Consigne » Indiquez, s'il vous plaît, si les affirmations suivantes concordent avec l'extrait sur les réunions en plein air, en répondant par oui ou par non et en citant les mots décisifs du texte. 1. Les réunions en plein air se tenaient d'ordinaire le matin. 2. Les témoignages donnés lors de ces réunions étaient brefs. 3. La police intervenait parfois parce que les foules gênaient la circulation.

Passage extrait »
• • • • • • •
L’Ecole étant située au centre de la ville, nous nous trouvions près de vastes carrefours ; il nous était facile d’atteindre la grande foule. Les réunions en plein air avaient généralement lieu le soir. Mais dès lors nous organisâmes des réunions à midi, à l’heure du lunch où les hommes d’affaires, les employés de bureau et de magasins venaient s’ajouter au grand trafic, dans les artères principales.

Je me souviens surtout de deux des endroits choisis. Nous nous placions de préférence à l’angle d’une rue transversale qui débouchait sur Sauchiehall Street. Nous nous y rendions en colonne de marche en chantant de beaux cantiques aux mélodies entraînantes, véritables chants de guerre et de gloire, dont nos cœurs étaient débordants. Toutes ces voix d’hommes formaient une merveilleuse harmonie, et dégageaient une telle puissance que les foules s’arrêtaient et que beaucoup suivaient le cortège des chanteurs. Arrivés à notre poste, nous nous mettions en cercle et aussitôt commençaient les témoignages entrecoupés de chants. En Grande-Bretagne, chacun a l’habitude des réunions en plein air, mais ces réunions-là avaient un caractère spécial du fait de la puissance divine qui s’y manifestait. L’amour de Dieu et le fardeau du monde perdu qui nous avaient été révélés et communiqués dans les réunions de prière s’exprimaient librement. Les témoignages étaient courts et visaient un but précis. Le temps était passé de ces témoignages où l’on cherche à se faire valoir, où l’on veut laisser l’impression de ses dons de prédicateur. Le feu de Dieu brûlait dans nos cœurs ; et la réalité du feu de l’enfer menaçant toutes ces âmes perdues nous contraignait à les en arracher à tout prix. Le réveil nous avait communiqué — enfin ! — le sens véritable du sort qui attend toute âme qui n’est pas sauvée. Enfin nous comprenions que l’exemple de Celui qui est « venu chercher et sauver ce qui était perdu » est la raison d’être de tout ouvrier de Christ. Enfin nous comprenions que l’Eglise, les églises, l’évangéliste, le pasteur, le chrétien n’ont pas le droit de viser un autre but que celui-ci : glorifier le Seigneur en Lui amenant des âmes. L’amour de Christ nous étreignait en toute réalité et nous savions supplier les hommes d’être réconciliés avec Dieu.

C’est à ce genre de travail que nous préparons les élèves de l’Ecole Biblique de Genève, en leur conseillant d’aller où les besoins sont les plus grands. C’est ce qui nous a amenés à organiser ces « sorties d’action » où des groupes, des équipes entières se transportent hors de nos frontières pour répandre les Ecritures et atteindre les non-atteints. Cette branche si féconde de l’activité de l’Action Biblique a été conçue en plein réveil pour trouver sa réalisation plus tard, en différents lieux et pays où Christ n’avait pas été annoncé, ou mal annoncé.

De temps en temps, la police devait nous rappeler à l’ordre, car les foules débordaient dans l’artère principale et gênaient le trafic. Quand il en était ainsi, nous nous reformions en cortège et, tout en entonnant un nouveau chant de guerre, nous nous dirigions vers un autre emplacement, suivis d’une bonne partie de la foule. Quelques-uns d’entre nous étaient responsables de l’offre de brochures et d’Evangiles, et d’autres se donnaient comme tâche d’entrer en conversation pour atteindre les âmes une à une — ce que nous appelions la pêche à la ligne. Tout ce travail était accompli rapidement, mais avec ordre et précision.
• • • • • • •
Entrées du jeu de données »
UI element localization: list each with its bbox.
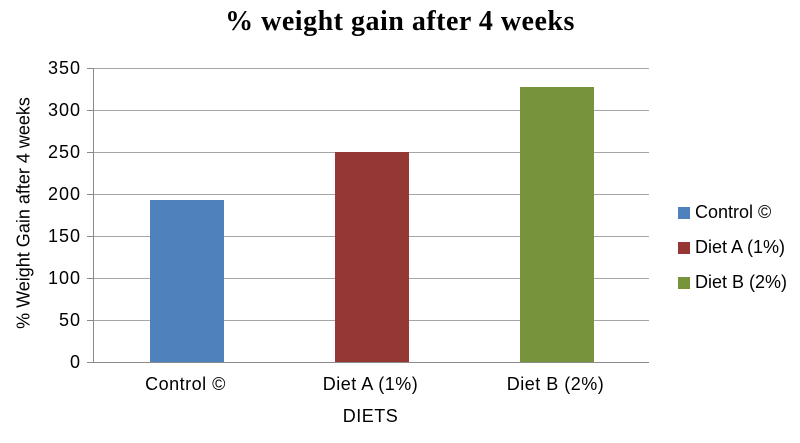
y-tick-label: 150 — [47, 226, 81, 246]
bar-2 — [519, 87, 594, 362]
x-category-label: Diet A (1%) — [322, 374, 419, 394]
y-tick-label: 0 — [69, 352, 81, 372]
bar-0 — [149, 199, 224, 362]
legend-item: Control © — [678, 202, 787, 223]
legend-swatch — [678, 241, 690, 254]
y-axis-title: % Weight Gain after 4 weeks — [13, 97, 34, 329]
bar-1 — [334, 152, 409, 362]
legend: Control © Diet A (1%) Diet B (2%) — [678, 202, 787, 307]
legend-label: Diet B (2%) — [695, 272, 788, 292]
plot-area — [87, 67, 649, 363]
y-tick-label: 100 — [47, 268, 81, 288]
y-tick-label: 350 — [47, 58, 81, 78]
y-axis-tickmark — [87, 109, 93, 111]
y-axis-tickmark — [87, 361, 93, 363]
x-category-label: Control © — [145, 374, 226, 394]
y-tick-label: 200 — [47, 184, 81, 204]
y-axis-tickmark — [87, 151, 93, 153]
legend-item: Diet A (1%) — [678, 237, 787, 258]
y-axis-tickmark — [87, 235, 93, 237]
y-axis-tickmark — [87, 67, 93, 69]
chart-title: % weight gain after 4 weeks — [225, 6, 575, 37]
y-axis-tickmark — [87, 319, 93, 321]
y-axis-tickmark — [87, 277, 93, 279]
y-tick-label: 50 — [58, 310, 81, 330]
legend-label: Control © — [695, 202, 772, 222]
y-tick-label: 250 — [47, 142, 81, 162]
gridline — [94, 109, 649, 111]
legend-label: Diet A (1%) — [695, 237, 786, 257]
x-category-label: Diet B (2%) — [506, 374, 605, 394]
x-axis-title: DIETS — [342, 406, 399, 426]
legend-item: Diet B (2%) — [678, 272, 787, 293]
legend-swatch — [678, 206, 690, 219]
y-axis-tickmark — [87, 193, 93, 195]
y-tick-label: 300 — [47, 100, 81, 120]
gridline — [94, 67, 649, 69]
legend-swatch — [678, 276, 690, 289]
• • • • • • •
Réponse »
1. Non : « Les réunions en plein air avaient généralement lieu le soir. »
2. Oui : « Les témoignages étaient courts et visaient un but précis. »
3. Oui : « la police devait nous rappeler à l’ordre, car les foules débordaient dans l’artère principale et gênaient le trafic. »